Exercise:
Copy out each line of the data holding "being".

(Extracted data entries)

++++++++

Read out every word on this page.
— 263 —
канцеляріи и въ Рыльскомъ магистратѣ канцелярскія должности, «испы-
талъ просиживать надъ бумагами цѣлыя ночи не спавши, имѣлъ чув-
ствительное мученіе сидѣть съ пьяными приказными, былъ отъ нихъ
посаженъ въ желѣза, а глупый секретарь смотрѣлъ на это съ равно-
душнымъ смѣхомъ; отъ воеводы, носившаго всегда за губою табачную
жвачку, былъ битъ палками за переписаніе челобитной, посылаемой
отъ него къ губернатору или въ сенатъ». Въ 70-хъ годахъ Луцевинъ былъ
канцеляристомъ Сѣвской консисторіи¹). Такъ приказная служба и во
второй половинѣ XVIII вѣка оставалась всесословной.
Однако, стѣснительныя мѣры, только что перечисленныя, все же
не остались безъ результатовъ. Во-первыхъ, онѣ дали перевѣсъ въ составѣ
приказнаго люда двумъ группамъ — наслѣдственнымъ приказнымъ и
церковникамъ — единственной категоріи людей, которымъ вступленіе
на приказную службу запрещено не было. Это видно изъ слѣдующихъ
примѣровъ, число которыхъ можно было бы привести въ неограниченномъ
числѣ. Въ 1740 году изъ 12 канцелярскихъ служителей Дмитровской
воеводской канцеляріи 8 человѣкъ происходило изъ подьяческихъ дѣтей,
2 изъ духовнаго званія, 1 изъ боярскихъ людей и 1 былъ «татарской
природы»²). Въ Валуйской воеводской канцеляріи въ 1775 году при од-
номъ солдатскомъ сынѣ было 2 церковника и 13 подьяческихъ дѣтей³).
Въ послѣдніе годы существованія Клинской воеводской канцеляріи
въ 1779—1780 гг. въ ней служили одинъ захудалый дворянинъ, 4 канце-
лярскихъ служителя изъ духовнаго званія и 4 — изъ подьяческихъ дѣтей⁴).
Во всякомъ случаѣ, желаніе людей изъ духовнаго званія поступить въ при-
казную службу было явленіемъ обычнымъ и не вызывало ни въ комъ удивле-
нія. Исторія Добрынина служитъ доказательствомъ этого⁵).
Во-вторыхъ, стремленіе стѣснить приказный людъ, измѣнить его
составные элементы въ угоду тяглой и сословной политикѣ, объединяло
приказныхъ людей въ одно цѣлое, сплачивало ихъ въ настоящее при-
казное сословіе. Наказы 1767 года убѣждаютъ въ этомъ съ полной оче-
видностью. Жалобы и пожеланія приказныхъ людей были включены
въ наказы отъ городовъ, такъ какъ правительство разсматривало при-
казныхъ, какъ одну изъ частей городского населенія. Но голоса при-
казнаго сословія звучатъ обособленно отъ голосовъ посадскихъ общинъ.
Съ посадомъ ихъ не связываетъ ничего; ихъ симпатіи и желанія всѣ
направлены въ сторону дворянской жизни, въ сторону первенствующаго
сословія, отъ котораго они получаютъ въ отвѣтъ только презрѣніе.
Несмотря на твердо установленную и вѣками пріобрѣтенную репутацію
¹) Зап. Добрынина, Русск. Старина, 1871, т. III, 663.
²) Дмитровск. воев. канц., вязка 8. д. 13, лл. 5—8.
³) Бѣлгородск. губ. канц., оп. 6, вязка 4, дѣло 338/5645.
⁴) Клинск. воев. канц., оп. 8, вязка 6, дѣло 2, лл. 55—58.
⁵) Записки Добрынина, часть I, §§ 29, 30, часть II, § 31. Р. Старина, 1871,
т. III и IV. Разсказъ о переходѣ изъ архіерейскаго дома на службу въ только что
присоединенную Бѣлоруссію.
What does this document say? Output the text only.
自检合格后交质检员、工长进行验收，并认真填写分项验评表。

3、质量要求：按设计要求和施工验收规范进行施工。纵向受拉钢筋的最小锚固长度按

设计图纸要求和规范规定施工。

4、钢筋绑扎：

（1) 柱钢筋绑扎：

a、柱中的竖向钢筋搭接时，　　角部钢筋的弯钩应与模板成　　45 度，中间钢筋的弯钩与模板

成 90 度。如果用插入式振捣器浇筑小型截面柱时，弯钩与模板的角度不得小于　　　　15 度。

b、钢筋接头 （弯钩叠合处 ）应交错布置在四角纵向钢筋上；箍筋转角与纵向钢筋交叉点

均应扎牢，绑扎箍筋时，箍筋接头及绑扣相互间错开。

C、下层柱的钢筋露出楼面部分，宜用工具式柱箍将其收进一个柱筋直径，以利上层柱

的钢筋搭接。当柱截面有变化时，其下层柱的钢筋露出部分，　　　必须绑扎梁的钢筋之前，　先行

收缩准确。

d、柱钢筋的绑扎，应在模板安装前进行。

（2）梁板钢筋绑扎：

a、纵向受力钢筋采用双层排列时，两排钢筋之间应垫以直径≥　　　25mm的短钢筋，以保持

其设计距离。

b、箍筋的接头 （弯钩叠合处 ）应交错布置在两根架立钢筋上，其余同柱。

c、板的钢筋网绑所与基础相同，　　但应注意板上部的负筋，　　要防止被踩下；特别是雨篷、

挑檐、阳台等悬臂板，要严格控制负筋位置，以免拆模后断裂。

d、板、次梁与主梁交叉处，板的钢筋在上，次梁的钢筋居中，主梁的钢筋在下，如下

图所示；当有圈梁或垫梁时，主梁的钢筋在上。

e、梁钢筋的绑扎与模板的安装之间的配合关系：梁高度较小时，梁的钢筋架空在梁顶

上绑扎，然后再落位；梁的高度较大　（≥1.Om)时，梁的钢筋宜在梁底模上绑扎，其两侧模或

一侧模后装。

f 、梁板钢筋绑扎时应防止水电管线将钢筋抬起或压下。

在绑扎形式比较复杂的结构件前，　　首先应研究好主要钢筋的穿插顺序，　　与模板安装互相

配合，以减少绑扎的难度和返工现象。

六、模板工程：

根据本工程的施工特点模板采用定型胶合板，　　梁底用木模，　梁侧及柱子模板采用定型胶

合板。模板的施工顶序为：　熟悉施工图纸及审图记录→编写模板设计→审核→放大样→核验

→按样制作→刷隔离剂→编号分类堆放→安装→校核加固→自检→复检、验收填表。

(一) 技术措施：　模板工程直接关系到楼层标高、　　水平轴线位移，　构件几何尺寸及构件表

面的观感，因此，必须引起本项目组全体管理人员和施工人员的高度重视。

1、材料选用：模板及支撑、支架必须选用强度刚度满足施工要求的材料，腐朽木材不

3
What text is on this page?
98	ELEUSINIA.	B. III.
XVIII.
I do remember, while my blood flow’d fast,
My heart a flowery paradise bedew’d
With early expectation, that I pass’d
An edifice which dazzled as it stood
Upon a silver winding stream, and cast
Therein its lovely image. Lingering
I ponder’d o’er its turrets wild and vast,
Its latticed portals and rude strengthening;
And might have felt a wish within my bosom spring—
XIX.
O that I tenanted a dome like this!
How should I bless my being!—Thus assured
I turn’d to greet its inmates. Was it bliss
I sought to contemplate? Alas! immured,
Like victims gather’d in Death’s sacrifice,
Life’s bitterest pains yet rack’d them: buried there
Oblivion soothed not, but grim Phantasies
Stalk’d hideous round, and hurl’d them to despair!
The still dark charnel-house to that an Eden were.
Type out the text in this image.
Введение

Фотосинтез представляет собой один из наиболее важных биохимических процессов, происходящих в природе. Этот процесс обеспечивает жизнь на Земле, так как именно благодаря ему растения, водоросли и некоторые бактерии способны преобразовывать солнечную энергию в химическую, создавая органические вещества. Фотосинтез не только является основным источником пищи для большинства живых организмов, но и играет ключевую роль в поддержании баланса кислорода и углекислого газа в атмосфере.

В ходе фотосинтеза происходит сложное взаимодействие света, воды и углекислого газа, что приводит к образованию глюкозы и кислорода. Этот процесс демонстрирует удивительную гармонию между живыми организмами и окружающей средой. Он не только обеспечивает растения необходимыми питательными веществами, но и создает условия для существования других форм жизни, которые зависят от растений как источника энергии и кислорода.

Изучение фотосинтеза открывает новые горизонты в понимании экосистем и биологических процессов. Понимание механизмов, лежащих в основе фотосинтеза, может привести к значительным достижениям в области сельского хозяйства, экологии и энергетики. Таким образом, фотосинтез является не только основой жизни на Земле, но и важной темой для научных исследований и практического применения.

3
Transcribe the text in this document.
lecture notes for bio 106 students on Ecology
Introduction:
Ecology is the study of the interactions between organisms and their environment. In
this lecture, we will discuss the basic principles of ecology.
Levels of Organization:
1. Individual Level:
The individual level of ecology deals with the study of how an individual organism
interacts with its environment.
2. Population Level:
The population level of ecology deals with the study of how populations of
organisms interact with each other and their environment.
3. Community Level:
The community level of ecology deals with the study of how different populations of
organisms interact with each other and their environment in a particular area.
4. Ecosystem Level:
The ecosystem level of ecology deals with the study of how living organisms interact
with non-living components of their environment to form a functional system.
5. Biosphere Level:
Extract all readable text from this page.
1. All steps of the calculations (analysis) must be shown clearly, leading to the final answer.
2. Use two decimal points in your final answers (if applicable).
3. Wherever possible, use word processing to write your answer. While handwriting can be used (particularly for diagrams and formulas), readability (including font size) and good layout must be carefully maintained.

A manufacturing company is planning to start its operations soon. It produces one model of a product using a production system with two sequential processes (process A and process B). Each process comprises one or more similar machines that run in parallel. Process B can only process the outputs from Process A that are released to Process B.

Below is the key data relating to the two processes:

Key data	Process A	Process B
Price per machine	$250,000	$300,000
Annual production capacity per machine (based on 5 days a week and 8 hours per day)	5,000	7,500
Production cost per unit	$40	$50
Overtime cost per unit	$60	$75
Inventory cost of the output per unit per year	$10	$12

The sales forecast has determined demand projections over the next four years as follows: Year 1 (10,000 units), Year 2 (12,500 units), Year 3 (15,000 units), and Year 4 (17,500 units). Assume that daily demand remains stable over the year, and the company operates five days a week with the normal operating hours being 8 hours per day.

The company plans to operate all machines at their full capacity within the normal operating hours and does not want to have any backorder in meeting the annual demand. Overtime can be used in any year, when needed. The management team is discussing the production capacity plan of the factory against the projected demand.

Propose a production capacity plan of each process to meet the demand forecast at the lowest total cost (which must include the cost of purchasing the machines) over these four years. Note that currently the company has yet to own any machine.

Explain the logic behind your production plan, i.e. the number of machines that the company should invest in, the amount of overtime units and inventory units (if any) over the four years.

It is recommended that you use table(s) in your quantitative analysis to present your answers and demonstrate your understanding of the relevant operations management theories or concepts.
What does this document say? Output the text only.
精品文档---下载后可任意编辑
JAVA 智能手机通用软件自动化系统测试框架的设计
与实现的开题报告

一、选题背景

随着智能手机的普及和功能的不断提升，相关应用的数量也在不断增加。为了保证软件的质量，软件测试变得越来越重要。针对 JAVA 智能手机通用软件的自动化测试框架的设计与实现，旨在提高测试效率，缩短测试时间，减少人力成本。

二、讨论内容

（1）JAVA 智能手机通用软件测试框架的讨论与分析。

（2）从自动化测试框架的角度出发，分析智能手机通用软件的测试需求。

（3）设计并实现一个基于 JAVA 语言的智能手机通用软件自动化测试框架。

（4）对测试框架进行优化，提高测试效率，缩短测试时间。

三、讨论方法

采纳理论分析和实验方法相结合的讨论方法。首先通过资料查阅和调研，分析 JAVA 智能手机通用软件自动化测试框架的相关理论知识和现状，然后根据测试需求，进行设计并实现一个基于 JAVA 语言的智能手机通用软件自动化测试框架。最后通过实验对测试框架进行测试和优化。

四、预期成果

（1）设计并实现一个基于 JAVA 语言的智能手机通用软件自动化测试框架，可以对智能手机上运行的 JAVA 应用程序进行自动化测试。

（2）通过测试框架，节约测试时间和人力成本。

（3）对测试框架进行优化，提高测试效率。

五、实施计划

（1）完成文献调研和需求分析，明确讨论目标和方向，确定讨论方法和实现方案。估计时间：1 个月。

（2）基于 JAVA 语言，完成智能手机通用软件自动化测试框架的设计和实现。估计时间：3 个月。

++++++++

Finished task:
How should I bless my being!—Thus assured
The sales forecast has determined demand projections over the next four years as follows: Year 1 (10,000 units), Year 2 (12,500 units), Year 3 (15,000 units), and Year 4 (17,500 units). Assume that daily demand remains stable over the year, and the company operates five days a week with the normal operating hours being 8 hours per day.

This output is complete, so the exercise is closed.